Extracted text -
************

Example 3. Fetching recent activities for a particular Google+ user

In []:
import httplib2
import json
import apiclient.discovery

USER_ID = '107033731246200681024' # Tim O'Reilly

# XXX: Re-enter your API_KEY from  https://code.google.com/apis/console
# if not currently set
# API_KEY = ''

service = apiclient.discovery.build('plus', 'v1', http=httplib2.Http(), 
                                    developerKey=API_KEY)

activity_feed = service.activities().list(
  userId=USER_ID,
  collection='public',
  maxResults='100' # Max allowed per API
).execute()

print json.dumps(activity_feed, indent=1)

Example 4. Cleaning HTML in Google+ content by stripping out HTML tags and converting HTML entities back to plain-text representations

In []:
from nltk import clean_html
from BeautifulSoup import BeautifulStoneSoup

# clean_html removes tags and
# BeautifulStoneSoup converts HTML entities

def cleanHtml(html):
  if html == "": return ""

  return BeautifulStoneSoup(clean_html(html),
          convertEntities=BeautifulStoneSoup.HTML_ENTITIES).contents[0]

print activity_feed['items'][0]['object']['content']
print
print cleanHtml(activity_feed['items'][0]['object']['content'])

************

Given data -
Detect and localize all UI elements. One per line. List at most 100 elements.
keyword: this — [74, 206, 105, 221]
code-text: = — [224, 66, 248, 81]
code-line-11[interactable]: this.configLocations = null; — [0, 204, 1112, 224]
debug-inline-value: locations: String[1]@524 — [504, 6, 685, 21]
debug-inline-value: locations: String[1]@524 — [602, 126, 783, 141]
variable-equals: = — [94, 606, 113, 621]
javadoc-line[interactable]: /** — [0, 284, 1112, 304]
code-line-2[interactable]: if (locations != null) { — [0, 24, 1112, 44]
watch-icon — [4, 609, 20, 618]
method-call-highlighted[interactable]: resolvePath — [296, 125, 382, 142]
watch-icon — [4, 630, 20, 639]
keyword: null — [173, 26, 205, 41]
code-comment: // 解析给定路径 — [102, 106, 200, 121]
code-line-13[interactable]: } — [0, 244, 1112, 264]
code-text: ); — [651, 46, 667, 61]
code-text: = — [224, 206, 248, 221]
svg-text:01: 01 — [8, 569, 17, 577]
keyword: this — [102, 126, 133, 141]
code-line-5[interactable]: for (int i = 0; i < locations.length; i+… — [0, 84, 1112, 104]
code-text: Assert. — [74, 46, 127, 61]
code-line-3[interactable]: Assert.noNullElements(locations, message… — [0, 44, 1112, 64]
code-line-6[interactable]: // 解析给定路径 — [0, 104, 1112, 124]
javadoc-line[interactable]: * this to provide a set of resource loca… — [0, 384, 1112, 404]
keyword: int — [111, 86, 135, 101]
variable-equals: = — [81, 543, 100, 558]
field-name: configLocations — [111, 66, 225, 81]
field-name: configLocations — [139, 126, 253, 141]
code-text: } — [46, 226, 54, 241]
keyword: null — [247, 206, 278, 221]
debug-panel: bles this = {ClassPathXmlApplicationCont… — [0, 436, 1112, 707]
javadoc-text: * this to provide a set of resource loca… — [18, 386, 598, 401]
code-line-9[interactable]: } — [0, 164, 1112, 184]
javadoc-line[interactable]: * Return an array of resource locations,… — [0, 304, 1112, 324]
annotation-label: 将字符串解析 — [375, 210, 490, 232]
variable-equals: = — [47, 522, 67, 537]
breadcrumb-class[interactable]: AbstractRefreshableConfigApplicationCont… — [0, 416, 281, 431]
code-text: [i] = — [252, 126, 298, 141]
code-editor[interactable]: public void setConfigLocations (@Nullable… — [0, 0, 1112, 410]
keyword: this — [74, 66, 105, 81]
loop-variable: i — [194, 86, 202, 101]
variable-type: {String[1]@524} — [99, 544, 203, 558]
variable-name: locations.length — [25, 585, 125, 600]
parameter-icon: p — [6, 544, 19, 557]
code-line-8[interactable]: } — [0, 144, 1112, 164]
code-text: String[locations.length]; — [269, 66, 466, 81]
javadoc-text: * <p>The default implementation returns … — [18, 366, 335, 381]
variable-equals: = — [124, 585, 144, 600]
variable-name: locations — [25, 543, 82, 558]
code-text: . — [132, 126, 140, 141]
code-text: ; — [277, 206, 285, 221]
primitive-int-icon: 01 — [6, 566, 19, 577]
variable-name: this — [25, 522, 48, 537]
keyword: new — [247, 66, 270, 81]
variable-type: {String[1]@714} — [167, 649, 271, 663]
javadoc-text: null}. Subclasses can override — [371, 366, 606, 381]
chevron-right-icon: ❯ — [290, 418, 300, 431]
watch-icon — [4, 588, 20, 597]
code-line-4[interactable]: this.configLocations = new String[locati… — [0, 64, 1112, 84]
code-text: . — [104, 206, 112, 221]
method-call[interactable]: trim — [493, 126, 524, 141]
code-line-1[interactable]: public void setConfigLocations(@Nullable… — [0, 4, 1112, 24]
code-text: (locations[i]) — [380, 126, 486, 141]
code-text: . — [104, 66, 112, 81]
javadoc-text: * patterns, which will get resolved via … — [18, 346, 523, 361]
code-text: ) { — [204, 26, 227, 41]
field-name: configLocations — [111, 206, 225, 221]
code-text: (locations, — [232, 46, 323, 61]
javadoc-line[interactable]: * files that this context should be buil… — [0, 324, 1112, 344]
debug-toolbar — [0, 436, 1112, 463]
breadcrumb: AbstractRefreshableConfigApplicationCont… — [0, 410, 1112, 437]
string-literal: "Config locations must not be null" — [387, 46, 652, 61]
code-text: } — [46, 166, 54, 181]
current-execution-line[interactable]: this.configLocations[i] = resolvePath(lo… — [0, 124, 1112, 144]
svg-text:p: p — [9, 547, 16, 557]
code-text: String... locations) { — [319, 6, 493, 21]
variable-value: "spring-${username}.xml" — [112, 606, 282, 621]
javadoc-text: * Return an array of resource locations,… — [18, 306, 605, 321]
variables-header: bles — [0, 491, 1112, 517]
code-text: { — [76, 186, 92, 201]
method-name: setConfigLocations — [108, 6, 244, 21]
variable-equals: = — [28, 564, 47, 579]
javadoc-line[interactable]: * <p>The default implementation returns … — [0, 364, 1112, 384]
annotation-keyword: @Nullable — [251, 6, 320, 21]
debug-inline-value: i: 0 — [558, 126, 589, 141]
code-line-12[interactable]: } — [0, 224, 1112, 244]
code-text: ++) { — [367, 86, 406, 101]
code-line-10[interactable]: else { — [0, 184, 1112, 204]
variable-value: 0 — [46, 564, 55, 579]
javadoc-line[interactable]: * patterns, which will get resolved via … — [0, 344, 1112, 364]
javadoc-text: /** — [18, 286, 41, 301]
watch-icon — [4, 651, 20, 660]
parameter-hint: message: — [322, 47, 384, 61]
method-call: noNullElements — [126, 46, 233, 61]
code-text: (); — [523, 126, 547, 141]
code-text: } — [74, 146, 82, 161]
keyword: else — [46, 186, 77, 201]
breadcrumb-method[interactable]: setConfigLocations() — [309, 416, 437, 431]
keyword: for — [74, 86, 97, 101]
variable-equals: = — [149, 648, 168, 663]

************

Explore the material -
1. List every module the Google+ code examples import from.
2. In the Google+ code examples, what value is given for maxResults?
3. Please pick up the Google+ code examples from where they stop.
The lines have no part in this work.

Set of answers -
1. httplib2, json, apiclient.discovery, nltk, BeautifulSoup

2. '100', which the comment calls the max allowed per API.

3.
Example 5. Looping over multiple pages of Google+ activities and distilling clean text from notes

In []:
import os
import httplib2
import json
import apiclient.discovery
from BeautifulSoup import BeautifulStoneSoup
from nltk import clean_html

USER_ID = '107033731246200681024' # Tim O'Reilly

# XXX: Re-enter your API_KEY from  https://code.google.com/apis/console 
# if not currently set
# API_KEY = '' 

MAX_RESULTS = 200 # Will require multiple requests

def cleanHtml(html):
  if html == "": return ""

  return BeautifulStoneSoup(clean_html(html),
          convertEntities=BeautifulStoneSoup.HTML_ENTITIES).contents[0]

service = apiclient.discovery.build('plus', 'v1', http=httplib2.Http(), 
                                    developerKey=API_KEY)

activity_feed = service.activities().list(
  userId=USER_ID,
  collection='public',
  maxResults='100' # Max allowed per request
)

activity_results = []

while activity_feed != None and len(activity_results) < MAX_RESULTS:

  activities = activity_feed.execute()

  if 'items' in activities:

    for activity in activities['items']:

      if activity['object']['objectType'] == 'note' and \
         activity['object']['content'] != '':

        activity['title'] = cleanHtml(activity['title'])
        activity['object']['content'] = cleanHtml(activity['object']['content'])
        activity_results += [activity]

  # list_next requires the previous request and response objects
  activity_feed = service.activities().list_next(activity_feed, activities)

# Write the output to a file for convenience

f = open(os.path.join('resources', 'ch04-googleplus', USER_ID + '.json'), 'w')
f.write(json.dumps(activity_results, indent=1))
f.close()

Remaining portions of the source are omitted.